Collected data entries
======
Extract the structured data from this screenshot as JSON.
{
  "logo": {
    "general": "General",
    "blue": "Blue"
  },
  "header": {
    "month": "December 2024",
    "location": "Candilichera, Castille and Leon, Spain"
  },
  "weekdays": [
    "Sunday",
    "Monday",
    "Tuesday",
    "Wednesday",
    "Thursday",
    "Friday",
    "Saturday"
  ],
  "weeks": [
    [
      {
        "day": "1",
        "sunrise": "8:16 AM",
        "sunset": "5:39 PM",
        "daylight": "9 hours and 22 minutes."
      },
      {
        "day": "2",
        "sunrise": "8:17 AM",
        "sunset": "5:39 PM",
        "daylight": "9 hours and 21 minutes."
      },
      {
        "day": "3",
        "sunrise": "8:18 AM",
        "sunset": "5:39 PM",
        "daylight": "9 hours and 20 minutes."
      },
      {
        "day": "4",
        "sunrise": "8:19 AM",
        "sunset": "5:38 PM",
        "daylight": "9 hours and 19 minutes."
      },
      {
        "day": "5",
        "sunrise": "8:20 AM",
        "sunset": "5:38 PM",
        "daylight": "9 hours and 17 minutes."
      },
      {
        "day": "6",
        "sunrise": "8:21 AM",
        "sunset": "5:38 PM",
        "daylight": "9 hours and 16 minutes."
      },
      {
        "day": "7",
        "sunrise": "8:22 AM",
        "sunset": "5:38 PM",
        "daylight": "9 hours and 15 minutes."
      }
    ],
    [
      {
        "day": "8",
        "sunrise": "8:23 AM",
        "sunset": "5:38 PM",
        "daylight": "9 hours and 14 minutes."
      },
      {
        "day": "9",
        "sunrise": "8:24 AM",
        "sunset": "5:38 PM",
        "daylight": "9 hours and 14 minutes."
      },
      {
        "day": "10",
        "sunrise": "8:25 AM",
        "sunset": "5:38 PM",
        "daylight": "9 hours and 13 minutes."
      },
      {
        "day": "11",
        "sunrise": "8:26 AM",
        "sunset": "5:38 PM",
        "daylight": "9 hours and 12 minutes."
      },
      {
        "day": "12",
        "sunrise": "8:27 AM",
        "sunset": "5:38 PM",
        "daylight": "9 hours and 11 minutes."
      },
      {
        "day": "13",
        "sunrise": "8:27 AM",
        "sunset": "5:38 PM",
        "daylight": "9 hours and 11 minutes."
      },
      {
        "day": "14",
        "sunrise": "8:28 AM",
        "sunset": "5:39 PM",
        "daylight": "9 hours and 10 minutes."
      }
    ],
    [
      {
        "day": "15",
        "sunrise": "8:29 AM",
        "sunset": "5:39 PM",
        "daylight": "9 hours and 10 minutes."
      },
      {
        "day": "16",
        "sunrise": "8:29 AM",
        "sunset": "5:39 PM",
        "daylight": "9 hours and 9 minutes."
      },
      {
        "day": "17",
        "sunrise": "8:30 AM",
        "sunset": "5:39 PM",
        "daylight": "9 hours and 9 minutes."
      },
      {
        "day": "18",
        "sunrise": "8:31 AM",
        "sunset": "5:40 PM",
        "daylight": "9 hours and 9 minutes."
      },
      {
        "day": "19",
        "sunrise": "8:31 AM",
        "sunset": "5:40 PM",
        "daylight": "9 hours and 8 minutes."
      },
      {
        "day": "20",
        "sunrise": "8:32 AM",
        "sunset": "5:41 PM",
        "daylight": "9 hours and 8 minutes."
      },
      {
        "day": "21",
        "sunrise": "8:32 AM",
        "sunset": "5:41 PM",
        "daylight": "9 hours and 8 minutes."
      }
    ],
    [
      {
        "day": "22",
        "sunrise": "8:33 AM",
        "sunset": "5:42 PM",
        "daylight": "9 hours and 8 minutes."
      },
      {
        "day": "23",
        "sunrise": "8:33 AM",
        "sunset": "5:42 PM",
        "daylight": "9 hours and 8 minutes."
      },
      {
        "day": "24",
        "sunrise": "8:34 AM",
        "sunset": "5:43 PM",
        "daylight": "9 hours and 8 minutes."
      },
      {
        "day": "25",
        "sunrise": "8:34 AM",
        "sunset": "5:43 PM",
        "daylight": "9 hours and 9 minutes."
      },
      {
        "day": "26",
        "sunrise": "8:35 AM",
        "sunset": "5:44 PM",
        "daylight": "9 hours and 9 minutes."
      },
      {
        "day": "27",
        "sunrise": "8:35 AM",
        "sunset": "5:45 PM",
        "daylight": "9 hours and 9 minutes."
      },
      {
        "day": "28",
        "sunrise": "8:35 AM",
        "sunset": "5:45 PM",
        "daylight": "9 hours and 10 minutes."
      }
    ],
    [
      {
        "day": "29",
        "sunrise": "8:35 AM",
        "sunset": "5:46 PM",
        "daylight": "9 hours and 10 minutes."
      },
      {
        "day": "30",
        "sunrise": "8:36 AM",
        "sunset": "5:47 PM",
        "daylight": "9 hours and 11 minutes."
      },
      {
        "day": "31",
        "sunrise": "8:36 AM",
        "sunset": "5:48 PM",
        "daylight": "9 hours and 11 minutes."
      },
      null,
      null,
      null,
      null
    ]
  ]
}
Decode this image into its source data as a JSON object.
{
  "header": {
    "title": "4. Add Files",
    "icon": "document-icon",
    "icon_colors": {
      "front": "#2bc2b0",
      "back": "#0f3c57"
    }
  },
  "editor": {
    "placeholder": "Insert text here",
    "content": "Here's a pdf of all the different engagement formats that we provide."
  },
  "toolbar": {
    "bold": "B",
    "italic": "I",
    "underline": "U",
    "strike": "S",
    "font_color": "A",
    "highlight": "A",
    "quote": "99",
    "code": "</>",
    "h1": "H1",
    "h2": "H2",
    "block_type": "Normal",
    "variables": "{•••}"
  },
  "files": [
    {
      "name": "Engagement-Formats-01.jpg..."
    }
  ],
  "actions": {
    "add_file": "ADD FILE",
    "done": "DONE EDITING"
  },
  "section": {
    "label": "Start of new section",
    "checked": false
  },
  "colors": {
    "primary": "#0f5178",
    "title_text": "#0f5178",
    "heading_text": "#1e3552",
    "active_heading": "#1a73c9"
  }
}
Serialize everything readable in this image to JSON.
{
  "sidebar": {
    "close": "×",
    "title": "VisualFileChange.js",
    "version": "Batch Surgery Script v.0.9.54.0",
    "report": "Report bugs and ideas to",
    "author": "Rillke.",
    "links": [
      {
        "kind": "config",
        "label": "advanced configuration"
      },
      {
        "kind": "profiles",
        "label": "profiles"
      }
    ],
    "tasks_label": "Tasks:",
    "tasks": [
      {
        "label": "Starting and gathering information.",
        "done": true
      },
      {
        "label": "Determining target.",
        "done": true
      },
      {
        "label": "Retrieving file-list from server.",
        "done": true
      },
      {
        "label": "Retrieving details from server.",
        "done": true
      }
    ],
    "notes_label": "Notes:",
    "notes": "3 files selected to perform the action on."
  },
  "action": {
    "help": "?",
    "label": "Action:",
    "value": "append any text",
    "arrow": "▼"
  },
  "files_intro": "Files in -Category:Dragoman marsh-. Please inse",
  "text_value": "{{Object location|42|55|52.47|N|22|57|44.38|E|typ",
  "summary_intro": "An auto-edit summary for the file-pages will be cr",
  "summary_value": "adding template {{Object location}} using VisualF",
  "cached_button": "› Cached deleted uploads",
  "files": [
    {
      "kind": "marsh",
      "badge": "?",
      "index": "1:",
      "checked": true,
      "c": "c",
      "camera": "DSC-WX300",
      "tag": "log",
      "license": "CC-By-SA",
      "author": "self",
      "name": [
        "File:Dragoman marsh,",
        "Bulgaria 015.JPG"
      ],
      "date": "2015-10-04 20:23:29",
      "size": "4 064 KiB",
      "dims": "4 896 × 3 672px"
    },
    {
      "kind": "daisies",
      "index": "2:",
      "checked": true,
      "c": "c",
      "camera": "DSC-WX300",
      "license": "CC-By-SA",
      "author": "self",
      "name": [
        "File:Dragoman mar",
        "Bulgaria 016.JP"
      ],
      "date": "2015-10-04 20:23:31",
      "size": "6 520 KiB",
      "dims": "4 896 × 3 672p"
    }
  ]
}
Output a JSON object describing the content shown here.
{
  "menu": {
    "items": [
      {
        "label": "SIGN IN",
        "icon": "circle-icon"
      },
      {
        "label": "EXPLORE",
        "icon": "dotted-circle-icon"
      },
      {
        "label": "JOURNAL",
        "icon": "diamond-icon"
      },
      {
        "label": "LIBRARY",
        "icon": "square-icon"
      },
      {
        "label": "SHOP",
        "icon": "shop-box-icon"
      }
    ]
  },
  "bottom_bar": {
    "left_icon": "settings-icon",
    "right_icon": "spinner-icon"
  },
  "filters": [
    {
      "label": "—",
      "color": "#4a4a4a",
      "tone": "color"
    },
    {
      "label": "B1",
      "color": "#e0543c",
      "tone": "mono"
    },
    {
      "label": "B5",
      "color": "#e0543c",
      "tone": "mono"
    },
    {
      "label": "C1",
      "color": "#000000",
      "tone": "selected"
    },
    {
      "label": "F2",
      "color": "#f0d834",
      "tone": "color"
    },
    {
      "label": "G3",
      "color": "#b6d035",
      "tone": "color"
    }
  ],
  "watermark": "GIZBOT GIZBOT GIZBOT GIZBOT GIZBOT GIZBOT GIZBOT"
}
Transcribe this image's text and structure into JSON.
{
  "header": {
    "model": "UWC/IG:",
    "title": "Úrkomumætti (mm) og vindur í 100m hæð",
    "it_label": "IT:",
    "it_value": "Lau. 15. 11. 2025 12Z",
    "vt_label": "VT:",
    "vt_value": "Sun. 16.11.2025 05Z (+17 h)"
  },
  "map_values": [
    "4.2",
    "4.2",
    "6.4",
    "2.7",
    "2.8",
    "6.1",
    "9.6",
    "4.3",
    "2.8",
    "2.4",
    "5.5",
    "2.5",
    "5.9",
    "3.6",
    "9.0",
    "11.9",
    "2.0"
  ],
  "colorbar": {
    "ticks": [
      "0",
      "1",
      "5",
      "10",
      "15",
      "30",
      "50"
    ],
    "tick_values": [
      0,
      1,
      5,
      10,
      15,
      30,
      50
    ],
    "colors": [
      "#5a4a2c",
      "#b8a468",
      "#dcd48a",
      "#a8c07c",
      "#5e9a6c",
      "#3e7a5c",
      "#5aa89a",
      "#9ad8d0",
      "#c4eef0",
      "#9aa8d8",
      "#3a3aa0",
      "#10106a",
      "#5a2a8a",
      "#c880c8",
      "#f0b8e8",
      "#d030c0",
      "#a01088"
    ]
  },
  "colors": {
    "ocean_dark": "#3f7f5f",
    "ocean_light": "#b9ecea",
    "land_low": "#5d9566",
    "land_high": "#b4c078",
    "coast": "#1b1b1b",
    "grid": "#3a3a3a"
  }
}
======
# REQUIRED TASK
Collect each line above holding the string "Dragoman".

# TASK RESULT
  "files_intro": "Files in -Category:Dragoman marsh-. Please inse",
        "File:Dragoman marsh,",
        "File:Dragoman mar",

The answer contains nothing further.